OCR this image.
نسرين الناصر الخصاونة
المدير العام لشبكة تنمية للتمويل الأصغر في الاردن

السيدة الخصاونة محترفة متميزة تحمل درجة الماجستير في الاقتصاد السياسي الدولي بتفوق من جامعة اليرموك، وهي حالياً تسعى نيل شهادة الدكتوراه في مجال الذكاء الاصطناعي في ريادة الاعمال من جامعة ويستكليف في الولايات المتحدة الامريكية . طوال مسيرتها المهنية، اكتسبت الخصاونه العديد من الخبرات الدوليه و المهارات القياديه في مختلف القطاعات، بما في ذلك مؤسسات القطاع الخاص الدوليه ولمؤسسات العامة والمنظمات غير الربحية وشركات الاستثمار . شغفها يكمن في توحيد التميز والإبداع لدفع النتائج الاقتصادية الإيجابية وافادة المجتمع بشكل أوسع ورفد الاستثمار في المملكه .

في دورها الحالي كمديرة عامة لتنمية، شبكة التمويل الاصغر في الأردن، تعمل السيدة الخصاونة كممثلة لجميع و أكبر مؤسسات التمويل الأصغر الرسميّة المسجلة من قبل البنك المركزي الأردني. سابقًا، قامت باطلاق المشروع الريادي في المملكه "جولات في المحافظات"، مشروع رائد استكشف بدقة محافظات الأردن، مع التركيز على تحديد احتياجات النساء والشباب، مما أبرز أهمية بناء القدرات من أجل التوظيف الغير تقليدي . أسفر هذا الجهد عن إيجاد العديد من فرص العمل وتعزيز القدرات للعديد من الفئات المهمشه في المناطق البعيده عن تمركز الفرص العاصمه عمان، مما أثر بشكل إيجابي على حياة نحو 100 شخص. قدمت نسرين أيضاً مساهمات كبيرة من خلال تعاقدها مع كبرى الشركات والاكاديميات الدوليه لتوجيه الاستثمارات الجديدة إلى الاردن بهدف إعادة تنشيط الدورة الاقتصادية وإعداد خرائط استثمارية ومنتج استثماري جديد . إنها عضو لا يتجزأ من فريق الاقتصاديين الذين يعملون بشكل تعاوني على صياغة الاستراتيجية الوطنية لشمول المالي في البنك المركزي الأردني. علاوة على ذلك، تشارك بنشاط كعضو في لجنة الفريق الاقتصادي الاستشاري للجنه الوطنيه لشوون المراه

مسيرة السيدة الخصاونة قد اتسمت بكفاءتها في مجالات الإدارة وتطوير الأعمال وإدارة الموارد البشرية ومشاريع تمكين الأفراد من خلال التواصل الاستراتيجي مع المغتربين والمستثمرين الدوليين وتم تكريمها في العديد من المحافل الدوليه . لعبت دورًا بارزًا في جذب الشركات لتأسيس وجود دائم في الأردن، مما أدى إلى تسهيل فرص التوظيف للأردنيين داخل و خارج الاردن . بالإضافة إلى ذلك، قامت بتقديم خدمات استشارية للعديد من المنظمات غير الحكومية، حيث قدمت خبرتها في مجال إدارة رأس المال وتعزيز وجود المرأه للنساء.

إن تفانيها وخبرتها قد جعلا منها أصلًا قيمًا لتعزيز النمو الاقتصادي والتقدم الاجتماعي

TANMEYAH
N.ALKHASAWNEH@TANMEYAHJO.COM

---+---

EXERCISE TASK
Return all the lines that contain the string "مجال".

PROBLEM SOLUTION
السيدة الخصاونة محترفة متميزة تحمل درجة الماجستير في الاقتصاد السياسي الدولي بتفوق من جامعة اليرموك، وهي حالياً تسعى نيل شهادة الدكتوراه في مجال الذكاء الاصطناعي في ريادة الاعمال من جامعة ويستكليف في الولايات المتحدة الامريكية . طوال مسيرتها المهنية، اكتسبت الخصاونه العديد من الخبرات الدوليه و المهارات القياديه في مختلف القطاعات، بما في ذلك مؤسسات القطاع الخاص الدوليه ولمؤسسات العامة والمنظمات غير الربحية وشركات الاستثمار . شغفها يكمن في توحيد التميز والإبداع لدفع النتائج الاقتصادية الإيجابية وافادة المجتمع بشكل أوسع ورفد الاستثمار في المملكه .
مسيرة السيدة الخصاونة قد اتسمت بكفاءتها في مجالات الإدارة وتطوير الأعمال وإدارة الموارد البشرية ومشاريع تمكين الأفراد من خلال التواصل الاستراتيجي مع المغتربين والمستثمرين الدوليين وتم تكريمها في العديد من المحافل الدوليه . لعبت دورًا بارزًا في جذب الشركات لتأسيس وجود دائم في الأردن، مما أدى إلى تسهيل فرص التوظيف للأردنيين داخل و خارج الاردن . بالإضافة إلى ذلك، قامت بتقديم خدمات استشارية للعديد من المنظمات غير الحكومية، حيث قدمت خبرتها في مجال إدارة رأس المال وتعزيز وجود المرأه للنساء.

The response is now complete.